Look through the data below. Collect every line where the word "they" occurs.
··· SOURCE DATA ···
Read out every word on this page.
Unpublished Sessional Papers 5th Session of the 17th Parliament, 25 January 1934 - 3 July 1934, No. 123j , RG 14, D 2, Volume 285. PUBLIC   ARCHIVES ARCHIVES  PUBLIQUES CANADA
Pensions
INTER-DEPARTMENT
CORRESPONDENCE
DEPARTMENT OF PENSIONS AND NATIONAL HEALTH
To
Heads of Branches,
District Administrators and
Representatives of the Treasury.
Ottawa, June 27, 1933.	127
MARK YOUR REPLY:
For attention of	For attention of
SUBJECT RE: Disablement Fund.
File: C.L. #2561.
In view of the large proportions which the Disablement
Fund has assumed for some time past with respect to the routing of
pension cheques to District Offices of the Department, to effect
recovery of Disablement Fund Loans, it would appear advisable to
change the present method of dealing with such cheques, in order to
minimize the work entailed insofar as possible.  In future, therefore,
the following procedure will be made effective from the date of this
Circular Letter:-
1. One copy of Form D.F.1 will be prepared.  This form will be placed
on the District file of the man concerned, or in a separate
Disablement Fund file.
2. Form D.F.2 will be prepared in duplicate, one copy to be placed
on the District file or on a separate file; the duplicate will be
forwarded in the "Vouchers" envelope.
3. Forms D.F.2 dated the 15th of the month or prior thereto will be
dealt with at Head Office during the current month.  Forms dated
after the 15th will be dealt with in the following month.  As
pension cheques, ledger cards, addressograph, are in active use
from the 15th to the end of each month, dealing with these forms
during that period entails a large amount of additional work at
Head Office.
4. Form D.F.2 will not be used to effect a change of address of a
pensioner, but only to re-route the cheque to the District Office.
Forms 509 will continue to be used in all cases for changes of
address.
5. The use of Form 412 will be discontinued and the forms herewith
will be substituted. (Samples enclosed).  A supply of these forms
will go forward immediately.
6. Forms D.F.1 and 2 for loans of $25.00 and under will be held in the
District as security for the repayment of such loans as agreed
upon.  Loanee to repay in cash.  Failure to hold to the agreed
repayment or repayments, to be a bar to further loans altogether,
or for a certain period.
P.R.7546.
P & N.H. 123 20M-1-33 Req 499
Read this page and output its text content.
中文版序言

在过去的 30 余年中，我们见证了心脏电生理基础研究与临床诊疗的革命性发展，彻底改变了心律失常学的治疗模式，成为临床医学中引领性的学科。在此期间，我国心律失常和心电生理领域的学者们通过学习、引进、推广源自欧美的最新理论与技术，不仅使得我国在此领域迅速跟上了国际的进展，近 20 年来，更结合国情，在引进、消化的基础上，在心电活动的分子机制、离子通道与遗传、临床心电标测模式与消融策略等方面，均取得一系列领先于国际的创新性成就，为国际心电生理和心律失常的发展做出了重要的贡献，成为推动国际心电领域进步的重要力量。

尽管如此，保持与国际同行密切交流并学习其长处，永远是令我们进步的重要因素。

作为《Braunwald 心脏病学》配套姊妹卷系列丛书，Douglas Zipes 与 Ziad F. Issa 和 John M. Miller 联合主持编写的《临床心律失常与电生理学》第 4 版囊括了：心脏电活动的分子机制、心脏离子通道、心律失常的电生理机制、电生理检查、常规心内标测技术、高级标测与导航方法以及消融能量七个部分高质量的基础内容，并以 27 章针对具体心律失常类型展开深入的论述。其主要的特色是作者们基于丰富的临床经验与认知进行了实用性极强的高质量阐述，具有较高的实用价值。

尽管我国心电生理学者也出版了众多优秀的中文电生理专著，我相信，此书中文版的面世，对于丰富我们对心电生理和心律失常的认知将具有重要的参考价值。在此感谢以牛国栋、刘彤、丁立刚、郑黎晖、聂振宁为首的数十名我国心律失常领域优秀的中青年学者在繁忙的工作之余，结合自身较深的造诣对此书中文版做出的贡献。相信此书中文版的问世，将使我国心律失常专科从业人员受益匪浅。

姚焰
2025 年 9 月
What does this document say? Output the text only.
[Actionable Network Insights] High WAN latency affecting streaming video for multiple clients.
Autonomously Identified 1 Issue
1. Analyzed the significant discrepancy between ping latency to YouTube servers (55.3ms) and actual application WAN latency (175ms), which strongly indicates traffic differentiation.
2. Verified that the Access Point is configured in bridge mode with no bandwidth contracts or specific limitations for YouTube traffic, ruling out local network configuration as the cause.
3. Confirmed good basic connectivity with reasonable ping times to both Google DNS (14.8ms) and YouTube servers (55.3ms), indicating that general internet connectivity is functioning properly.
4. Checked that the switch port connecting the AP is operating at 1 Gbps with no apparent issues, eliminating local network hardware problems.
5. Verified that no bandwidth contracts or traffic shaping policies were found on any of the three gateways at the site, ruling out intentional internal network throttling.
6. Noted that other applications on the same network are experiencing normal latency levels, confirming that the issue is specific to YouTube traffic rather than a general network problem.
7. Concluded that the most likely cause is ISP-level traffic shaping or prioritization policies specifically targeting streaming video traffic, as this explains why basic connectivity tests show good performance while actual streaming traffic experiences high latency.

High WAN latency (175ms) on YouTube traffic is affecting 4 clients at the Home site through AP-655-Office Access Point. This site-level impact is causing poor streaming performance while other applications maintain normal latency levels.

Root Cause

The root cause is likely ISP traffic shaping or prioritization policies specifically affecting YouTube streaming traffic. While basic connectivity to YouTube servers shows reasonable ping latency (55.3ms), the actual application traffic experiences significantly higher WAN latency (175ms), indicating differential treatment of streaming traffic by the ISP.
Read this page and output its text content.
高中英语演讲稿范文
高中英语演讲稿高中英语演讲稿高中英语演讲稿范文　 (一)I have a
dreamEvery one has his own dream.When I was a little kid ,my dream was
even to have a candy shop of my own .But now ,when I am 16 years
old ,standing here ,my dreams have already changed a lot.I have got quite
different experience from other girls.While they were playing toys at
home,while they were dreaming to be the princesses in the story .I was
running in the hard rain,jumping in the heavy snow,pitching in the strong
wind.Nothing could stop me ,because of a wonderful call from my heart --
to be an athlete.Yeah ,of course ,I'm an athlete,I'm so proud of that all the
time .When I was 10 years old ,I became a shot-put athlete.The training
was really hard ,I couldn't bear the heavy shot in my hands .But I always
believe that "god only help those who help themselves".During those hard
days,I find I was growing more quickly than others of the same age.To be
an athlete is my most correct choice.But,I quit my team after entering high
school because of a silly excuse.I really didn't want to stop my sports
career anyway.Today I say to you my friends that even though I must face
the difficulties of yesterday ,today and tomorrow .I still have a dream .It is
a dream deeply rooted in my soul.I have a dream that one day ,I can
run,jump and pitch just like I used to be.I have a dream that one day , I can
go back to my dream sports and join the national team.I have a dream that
···
- [ANSWER TO THE TASK]:
different experience from other girls.While they were playing toys at
home,while they were dreaming to be the princesses in the story .I was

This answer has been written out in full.